--- Start of Input ---

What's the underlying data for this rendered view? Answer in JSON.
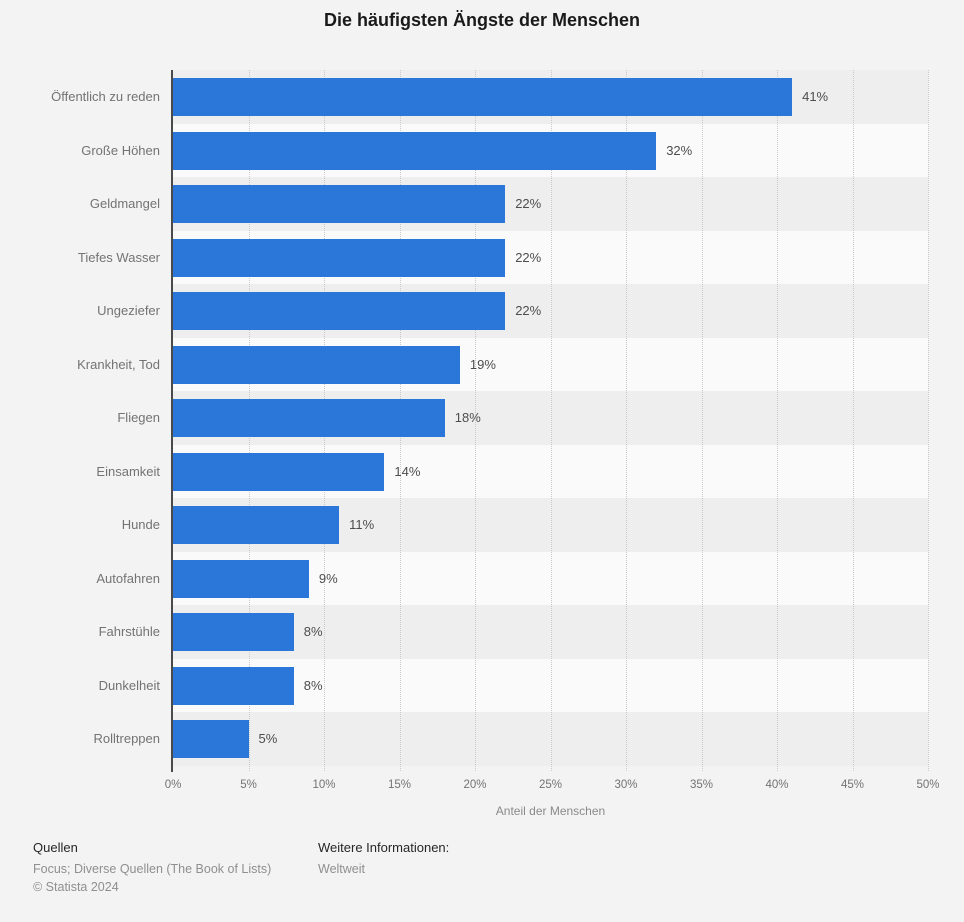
{
  "chart_data": {
    "type": "bar",
    "orientation": "horizontal",
    "title": "Die häufigsten Ängste der Menschen",
    "categories": [
      "Öffentlich zu reden",
      "Große Höhen",
      "Geldmangel",
      "Tiefes Wasser",
      "Ungeziefer",
      "Krankheit, Tod",
      "Fliegen",
      "Einsamkeit",
      "Hunde",
      "Autofahren",
      "Fahrstühle",
      "Dunkelheit",
      "Rolltreppen"
    ],
    "values": [
      41,
      32,
      22,
      22,
      22,
      19,
      18,
      14,
      11,
      9,
      8,
      8,
      5
    ],
    "value_labels": [
      "41%",
      "32%",
      "22%",
      "22%",
      "22%",
      "19%",
      "18%",
      "14%",
      "11%",
      "9%",
      "8%",
      "8%",
      "5%"
    ],
    "xlabel": "Anteil der Menschen",
    "ylabel": "",
    "xlim": [
      0,
      50
    ],
    "xticks": [
      0,
      5,
      10,
      15,
      20,
      25,
      30,
      35,
      40,
      45,
      50
    ],
    "xtick_labels": [
      "0%",
      "5%",
      "10%",
      "15%",
      "20%",
      "25%",
      "30%",
      "35%",
      "40%",
      "45%",
      "50%"
    ],
    "grid": "vertical-dotted",
    "legend": "none"
  },
  "colors": {
    "background": "#f3f3f3",
    "bar": "#2a76d9",
    "band_dark": "#eeeeee",
    "band_light": "#fafafa",
    "axis_line": "#4a4a4a",
    "gridline": "#c9c9c9",
    "category_label": "#737373",
    "value_label": "#4d4d4d",
    "title": "#1a1a1a"
  },
  "footer": {
    "sources_heading": "Quellen",
    "sources_line": "Focus; Diverse Quellen (The Book of Lists)",
    "copyright": "© Statista 2024",
    "more_info_heading": "Weitere Informationen:",
    "more_info_value": "Weltweit"
  }
}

--- End of Input ---

**Given request**
Print the whole listing above once more, word for word, without its pictures.

**Reply**
What's the underlying data for this rendered view? Answer in JSON.
{
  "chart_data": {
    "type": "bar",
    "orientation": "horizontal",
    "title": "Die häufigsten Ängste der Menschen",
    "categories": [
      "Öffentlich zu reden",
      "Große Höhen",
      "Geldmangel",
      "Tiefes Wasser",
      "Ungeziefer",
      "Krankheit, Tod",
      "Fliegen",
      "Einsamkeit",
      "Hunde",
      "Autofahren",
      "Fahrstühle",
      "Dunkelheit",
      "Rolltreppen"
    ],
    "values": [
      41,
      32,
      22,
      22,
      22,
      19,
      18,
      14,
      11,
      9,
      8,
      8,
      5
    ],
    "value_labels": [
      "41%",
      "32%",
      "22%",
      "22%",
      "22%",
      "19%",
      "18%",
      "14%",
      "11%",
      "9%",
      "8%",
      "8%",
      "5%"
    ],
    "xlabel": "Anteil der Menschen",
    "ylabel": "",
    "xlim": [
      0,
      50
    ],
    "xticks": [
      0,
      5,
      10,
      15,
      20,
      25,
      30,
      35,
      40,
      45,
      50
    ],
    "xtick_labels": [
      "0%",
      "5%",
      "10%",
      "15%",
      "20%",
      "25%",
      "30%",
      "35%",
      "40%",
      "45%",
      "50%"
    ],
    "grid": "vertical-dotted",
    "legend": "none"
  },
  "colors": {
    "background": "#f3f3f3",
    "bar": "#2a76d9",
    "band_dark": "#eeeeee",
    "band_light": "#fafafa",
    "axis_line": "#4a4a4a",
    "gridline": "#c9c9c9",
    "category_label": "#737373",
    "value_label": "#4d4d4d",
    "title": "#1a1a1a"
  },
  "footer": {
    "sources_heading": "Quellen",
    "sources_line": "Focus; Diverse Quellen (The Book of Lists)",
    "copyright": "© Statista 2024",
    "more_info_heading": "Weitere Informationen:",
    "more_info_value": "Weltweit"
  }
}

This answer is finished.